[Exercise data start]

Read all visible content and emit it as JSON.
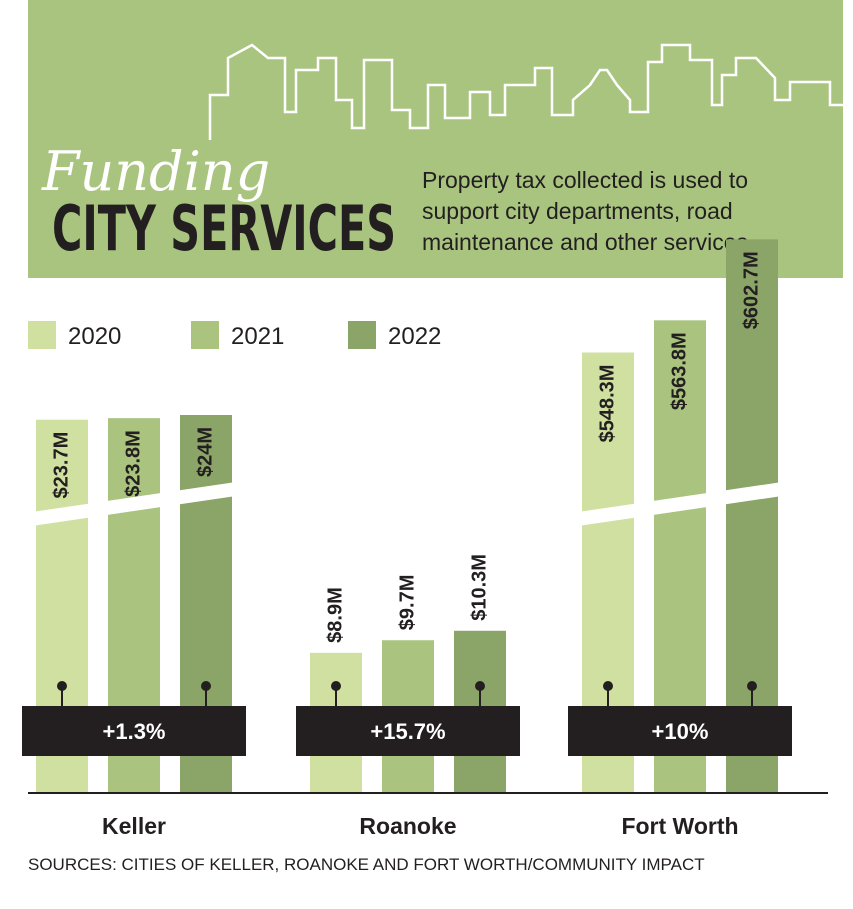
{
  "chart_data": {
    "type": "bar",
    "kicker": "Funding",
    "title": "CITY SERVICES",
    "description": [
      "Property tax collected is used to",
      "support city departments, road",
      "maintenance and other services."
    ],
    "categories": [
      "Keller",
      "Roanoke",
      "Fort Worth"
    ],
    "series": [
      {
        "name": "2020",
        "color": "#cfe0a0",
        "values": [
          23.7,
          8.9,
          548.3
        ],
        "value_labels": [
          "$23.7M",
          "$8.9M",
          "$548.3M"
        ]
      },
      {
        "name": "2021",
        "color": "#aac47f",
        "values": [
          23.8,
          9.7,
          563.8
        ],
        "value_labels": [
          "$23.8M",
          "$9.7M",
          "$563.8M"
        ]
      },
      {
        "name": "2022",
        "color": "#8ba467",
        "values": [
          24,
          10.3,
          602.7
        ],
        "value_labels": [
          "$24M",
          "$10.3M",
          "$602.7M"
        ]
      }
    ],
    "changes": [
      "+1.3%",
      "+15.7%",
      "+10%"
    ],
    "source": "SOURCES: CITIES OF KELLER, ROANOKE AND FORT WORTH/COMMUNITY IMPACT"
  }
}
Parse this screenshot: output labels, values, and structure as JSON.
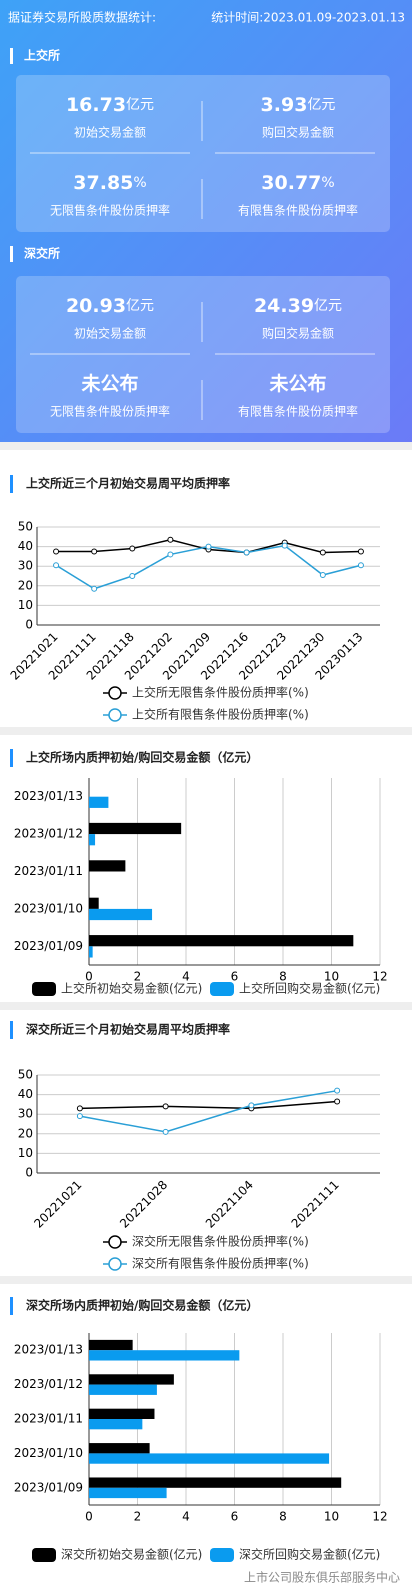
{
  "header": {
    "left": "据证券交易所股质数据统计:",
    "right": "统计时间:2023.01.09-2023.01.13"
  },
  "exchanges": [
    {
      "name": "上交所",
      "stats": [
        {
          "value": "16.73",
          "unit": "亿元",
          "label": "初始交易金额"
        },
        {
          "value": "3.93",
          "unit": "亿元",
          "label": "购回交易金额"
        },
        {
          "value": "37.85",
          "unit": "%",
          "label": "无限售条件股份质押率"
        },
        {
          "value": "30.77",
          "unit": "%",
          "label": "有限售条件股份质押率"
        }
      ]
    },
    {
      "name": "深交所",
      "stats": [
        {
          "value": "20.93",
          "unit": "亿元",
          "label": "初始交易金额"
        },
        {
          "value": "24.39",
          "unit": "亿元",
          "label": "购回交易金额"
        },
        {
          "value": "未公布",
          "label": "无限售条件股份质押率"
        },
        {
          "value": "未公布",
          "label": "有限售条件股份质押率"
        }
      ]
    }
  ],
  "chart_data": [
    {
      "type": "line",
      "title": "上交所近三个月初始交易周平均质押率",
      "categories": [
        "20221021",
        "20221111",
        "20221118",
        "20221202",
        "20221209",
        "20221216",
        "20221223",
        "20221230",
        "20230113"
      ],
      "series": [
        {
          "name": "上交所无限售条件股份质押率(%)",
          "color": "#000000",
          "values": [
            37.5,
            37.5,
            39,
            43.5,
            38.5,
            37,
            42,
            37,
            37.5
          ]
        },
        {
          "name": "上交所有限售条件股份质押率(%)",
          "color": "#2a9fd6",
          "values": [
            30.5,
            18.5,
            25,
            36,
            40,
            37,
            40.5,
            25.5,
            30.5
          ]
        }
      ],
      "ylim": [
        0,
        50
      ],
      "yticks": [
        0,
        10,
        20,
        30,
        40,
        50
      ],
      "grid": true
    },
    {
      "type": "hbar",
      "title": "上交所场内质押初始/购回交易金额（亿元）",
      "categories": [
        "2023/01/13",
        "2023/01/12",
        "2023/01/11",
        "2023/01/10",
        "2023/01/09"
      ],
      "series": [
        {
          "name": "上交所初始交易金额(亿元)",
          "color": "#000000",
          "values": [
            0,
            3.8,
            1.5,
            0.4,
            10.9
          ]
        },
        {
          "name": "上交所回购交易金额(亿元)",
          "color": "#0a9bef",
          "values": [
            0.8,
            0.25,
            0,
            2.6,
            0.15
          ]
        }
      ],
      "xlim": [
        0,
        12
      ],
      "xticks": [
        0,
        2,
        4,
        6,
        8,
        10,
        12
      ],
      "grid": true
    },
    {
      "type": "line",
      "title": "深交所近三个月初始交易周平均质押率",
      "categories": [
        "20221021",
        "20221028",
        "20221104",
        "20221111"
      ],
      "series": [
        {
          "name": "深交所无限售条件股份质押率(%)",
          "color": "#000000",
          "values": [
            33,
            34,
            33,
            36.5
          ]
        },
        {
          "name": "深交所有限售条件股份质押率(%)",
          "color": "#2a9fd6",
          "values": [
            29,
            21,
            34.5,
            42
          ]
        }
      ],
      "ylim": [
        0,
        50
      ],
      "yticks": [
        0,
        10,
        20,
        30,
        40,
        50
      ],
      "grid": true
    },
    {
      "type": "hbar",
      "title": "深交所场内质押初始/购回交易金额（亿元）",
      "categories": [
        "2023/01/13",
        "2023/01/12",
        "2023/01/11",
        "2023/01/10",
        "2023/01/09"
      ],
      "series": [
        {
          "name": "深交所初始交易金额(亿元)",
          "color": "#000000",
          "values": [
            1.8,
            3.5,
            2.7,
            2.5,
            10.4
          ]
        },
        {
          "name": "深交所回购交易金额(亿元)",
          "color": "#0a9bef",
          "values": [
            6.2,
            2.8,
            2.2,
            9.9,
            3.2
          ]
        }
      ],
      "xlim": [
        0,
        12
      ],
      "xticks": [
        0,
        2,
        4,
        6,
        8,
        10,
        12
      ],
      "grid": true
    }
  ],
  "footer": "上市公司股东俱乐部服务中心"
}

[Exercise data end]

**Task**
Print the records word for word and exclude any picture they hold.

**Answer to the exercise**
Read all visible content and emit it as JSON.
{
  "chart_data": {
    "type": "bar",
    "kicker": "Funding",
    "title": "CITY SERVICES",
    "description": [
      "Property tax collected is used to",
      "support city departments, road",
      "maintenance and other services."
    ],
    "categories": [
      "Keller",
      "Roanoke",
      "Fort Worth"
    ],
    "series": [
      {
        "name": "2020",
        "color": "#cfe0a0",
        "values": [
          23.7,
          8.9,
          548.3
        ],
        "value_labels": [
          "$23.7M",
          "$8.9M",
          "$548.3M"
        ]
      },
      {
        "name": "2021",
        "color": "#aac47f",
        "values": [
          23.8,
          9.7,
          563.8
        ],
        "value_labels": [
          "$23.8M",
          "$9.7M",
          "$563.8M"
        ]
      },
      {
        "name": "2022",
        "color": "#8ba467",
        "values": [
          24,
          10.3,
          602.7
        ],
        "value_labels": [
          "$24M",
          "$10.3M",
          "$602.7M"
        ]
      }
    ],
    "changes": [
      "+1.3%",
      "+15.7%",
      "+10%"
    ],
    "source": "SOURCES: CITIES OF KELLER, ROANOKE AND FORT WORTH/COMMUNITY IMPACT"
  }
}
Parse this screenshot: output labels, values, and structure as JSON.
{
  "header": {
    "left": "据证券交易所股质数据统计:",
    "right": "统计时间:2023.01.09-2023.01.13"
  },
  "exchanges": [
    {
      "name": "上交所",
      "stats": [
        {
          "value": "16.73",
          "unit": "亿元",
          "label": "初始交易金额"
        },
        {
          "value": "3.93",
          "unit": "亿元",
          "label": "购回交易金额"
        },
        {
          "value": "37.85",
          "unit": "%",
          "label": "无限售条件股份质押率"
        },
        {
          "value": "30.77",
          "unit": "%",
          "label": "有限售条件股份质押率"
        }
      ]
    },
    {
      "name": "深交所",
      "stats": [
        {
          "value": "20.93",
          "unit": "亿元",
          "label": "初始交易金额"
        },
        {
          "value": "24.39",
          "unit": "亿元",
          "label": "购回交易金额"
        },
        {
          "value": "未公布",
          "label": "无限售条件股份质押率"
        },
        {
          "value": "未公布",
          "label": "有限售条件股份质押率"
        }
      ]
    }
  ],
  "chart_data": [
    {
      "type": "line",
      "title": "上交所近三个月初始交易周平均质押率",
      "categories": [
        "20221021",
        "20221111",
        "20221118",
        "20221202",
        "20221209",
        "20221216",
        "20221223",
        "20221230",
        "20230113"
      ],
      "series": [
        {
          "name": "上交所无限售条件股份质押率(%)",
          "color": "#000000",
          "values": [
            37.5,
            37.5,
            39,
            43.5,
            38.5,
            37,
            42,
            37,
            37.5
          ]
        },
        {
          "name": "上交所有限售条件股份质押率(%)",
          "color": "#2a9fd6",
          "values": [
            30.5,
            18.5,
            25,
            36,
            40,
            37,
            40.5,
            25.5,
            30.5
          ]
        }
      ],
      "ylim": [
        0,
        50
      ],
      "yticks": [
        0,
        10,
        20,
        30,
        40,
        50
      ],
      "grid": true
    },
    {
      "type": "hbar",
      "title": "上交所场内质押初始/购回交易金额（亿元）",
      "categories": [
        "2023/01/13",
        "2023/01/12",
        "2023/01/11",
        "2023/01/10",
        "2023/01/09"
      ],
      "series": [
        {
          "name": "上交所初始交易金额(亿元)",
          "color": "#000000",
          "values": [
            0,
            3.8,
            1.5,
            0.4,
            10.9
          ]
        },
        {
          "name": "上交所回购交易金额(亿元)",
          "color": "#0a9bef",
          "values": [
            0.8,
            0.25,
            0,
            2.6,
            0.15
          ]
        }
      ],
      "xlim": [
        0,
        12
      ],
      "xticks": [
        0,
        2,
        4,
        6,
        8,
        10,
        12
      ],
      "grid": true
    },
    {
      "type": "line",
      "title": "深交所近三个月初始交易周平均质押率",
      "categories": [
        "20221021",
        "20221028",
        "20221104",
        "20221111"
      ],
      "series": [
        {
          "name": "深交所无限售条件股份质押率(%)",
          "color": "#000000",
          "values": [
            33,
            34,
            33,
            36.5
          ]
        },
        {
          "name": "深交所有限售条件股份质押率(%)",
          "color": "#2a9fd6",
          "values": [
            29,
            21,
            34.5,
            42
          ]
        }
      ],
      "ylim": [
        0,
        50
      ],
      "yticks": [
        0,
        10,
        20,
        30,
        40,
        50
      ],
      "grid": true
    },
    {
      "type": "hbar",
      "title": "深交所场内质押初始/购回交易金额（亿元）",
      "categories": [
        "2023/01/13",
        "2023/01/12",
        "2023/01/11",
        "2023/01/10",
        "2023/01/09"
      ],
      "series": [
        {
          "name": "深交所初始交易金额(亿元)",
          "color": "#000000",
          "values": [
            1.8,
            3.5,
            2.7,
            2.5,
            10.4
          ]
        },
        {
          "name": "深交所回购交易金额(亿元)",
          "color": "#0a9bef",
          "values": [
            6.2,
            2.8,
            2.2,
            9.9,
            3.2
          ]
        }
      ],
      "xlim": [
        0,
        12
      ],
      "xticks": [
        0,
        2,
        4,
        6,
        8,
        10,
        12
      ],
      "grid": true
    }
  ],
  "footer": "上市公司股东俱乐部服务中心"
}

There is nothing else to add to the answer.